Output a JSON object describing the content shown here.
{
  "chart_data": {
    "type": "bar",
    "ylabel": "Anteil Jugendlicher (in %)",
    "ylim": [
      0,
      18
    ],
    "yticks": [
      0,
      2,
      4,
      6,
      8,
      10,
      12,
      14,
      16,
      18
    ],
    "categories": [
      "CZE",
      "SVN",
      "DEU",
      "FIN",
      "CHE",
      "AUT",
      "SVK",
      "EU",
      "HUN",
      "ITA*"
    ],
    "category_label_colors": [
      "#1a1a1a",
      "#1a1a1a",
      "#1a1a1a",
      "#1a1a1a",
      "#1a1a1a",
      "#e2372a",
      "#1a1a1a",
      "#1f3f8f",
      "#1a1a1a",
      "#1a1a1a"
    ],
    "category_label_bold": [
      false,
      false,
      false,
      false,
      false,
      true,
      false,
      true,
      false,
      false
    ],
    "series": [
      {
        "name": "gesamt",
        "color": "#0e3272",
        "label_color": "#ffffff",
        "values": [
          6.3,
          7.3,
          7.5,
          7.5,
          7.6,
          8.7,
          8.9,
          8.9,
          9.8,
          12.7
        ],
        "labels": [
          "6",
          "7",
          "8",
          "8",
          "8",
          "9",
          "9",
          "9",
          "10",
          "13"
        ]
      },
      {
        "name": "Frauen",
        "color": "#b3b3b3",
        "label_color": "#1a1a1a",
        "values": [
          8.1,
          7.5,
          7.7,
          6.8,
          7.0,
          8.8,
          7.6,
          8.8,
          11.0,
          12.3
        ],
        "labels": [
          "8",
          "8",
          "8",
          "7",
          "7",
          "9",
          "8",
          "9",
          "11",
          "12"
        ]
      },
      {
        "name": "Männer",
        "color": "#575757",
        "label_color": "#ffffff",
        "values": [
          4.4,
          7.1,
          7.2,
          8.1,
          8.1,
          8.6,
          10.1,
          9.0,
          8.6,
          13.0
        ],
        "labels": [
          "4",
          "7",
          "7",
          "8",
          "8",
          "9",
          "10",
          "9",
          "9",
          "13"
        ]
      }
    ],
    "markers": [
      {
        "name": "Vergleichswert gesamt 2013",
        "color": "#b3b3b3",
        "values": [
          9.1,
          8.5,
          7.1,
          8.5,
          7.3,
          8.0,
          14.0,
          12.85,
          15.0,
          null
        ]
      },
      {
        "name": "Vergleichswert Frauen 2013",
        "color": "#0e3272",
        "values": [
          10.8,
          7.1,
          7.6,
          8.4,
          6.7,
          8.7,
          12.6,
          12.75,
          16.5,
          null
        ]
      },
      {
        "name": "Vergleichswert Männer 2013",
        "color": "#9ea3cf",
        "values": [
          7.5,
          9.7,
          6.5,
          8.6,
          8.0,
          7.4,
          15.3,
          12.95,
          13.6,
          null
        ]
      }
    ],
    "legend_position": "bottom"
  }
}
******
• **SHORT EXERCISE**: Reproduce the records above exactly as they appear.

• **FULL SOLUTION**:
Output a JSON object describing the content shown here.
{
  "chart_data": {
    "type": "bar",
    "ylabel": "Anteil Jugendlicher (in %)",
    "ylim": [
      0,
      18
    ],
    "yticks": [
      0,
      2,
      4,
      6,
      8,
      10,
      12,
      14,
      16,
      18
    ],
    "categories": [
      "CZE",
      "SVN",
      "DEU",
      "FIN",
      "CHE",
      "AUT",
      "SVK",
      "EU",
      "HUN",
      "ITA*"
    ],
    "category_label_colors": [
      "#1a1a1a",
      "#1a1a1a",
      "#1a1a1a",
      "#1a1a1a",
      "#1a1a1a",
      "#e2372a",
      "#1a1a1a",
      "#1f3f8f",
      "#1a1a1a",
      "#1a1a1a"
    ],
    "category_label_bold": [
      false,
      false,
      false,
      false,
      false,
      true,
      false,
      true,
      false,
      false
    ],
    "series": [
      {
        "name": "gesamt",
        "color": "#0e3272",
        "label_color": "#ffffff",
        "values": [
          6.3,
          7.3,
          7.5,
          7.5,
          7.6,
          8.7,
          8.9,
          8.9,
          9.8,
          12.7
        ],
        "labels": [
          "6",
          "7",
          "8",
          "8",
          "8",
          "9",
          "9",
          "9",
          "10",
          "13"
        ]
      },
      {
        "name": "Frauen",
        "color": "#b3b3b3",
        "label_color": "#1a1a1a",
        "values": [
          8.1,
          7.5,
          7.7,
          6.8,
          7.0,
          8.8,
          7.6,
          8.8,
          11.0,
          12.3
        ],
        "labels": [
          "8",
          "8",
          "8",
          "7",
          "7",
          "9",
          "8",
          "9",
          "11",
          "12"
        ]
      },
      {
        "name": "Männer",
        "color": "#575757",
        "label_color": "#ffffff",
        "values": [
          4.4,
          7.1,
          7.2,
          8.1,
          8.1,
          8.6,
          10.1,
          9.0,
          8.6,
          13.0
        ],
        "labels": [
          "4",
          "7",
          "7",
          "8",
          "8",
          "9",
          "10",
          "9",
          "9",
          "13"
        ]
      }
    ],
    "markers": [
      {
        "name": "Vergleichswert gesamt 2013",
        "color": "#b3b3b3",
        "values": [
          9.1,
          8.5,
          7.1,
          8.5,
          7.3,
          8.0,
          14.0,
          12.85,
          15.0,
          null
        ]
      },
      {
        "name": "Vergleichswert Frauen 2013",
        "color": "#0e3272",
        "values": [
          10.8,
          7.1,
          7.6,
          8.4,
          6.7,
          8.7,
          12.6,
          12.75,
          16.5,
          null
        ]
      },
      {
        "name": "Vergleichswert Männer 2013",
        "color": "#9ea3cf",
        "values": [
          7.5,
          9.7,
          6.5,
          8.6,
          8.0,
          7.4,
          15.3,
          12.95,
          13.6,
          null
        ]
      }
    ],
    "legend_position": "bottom"
  }
}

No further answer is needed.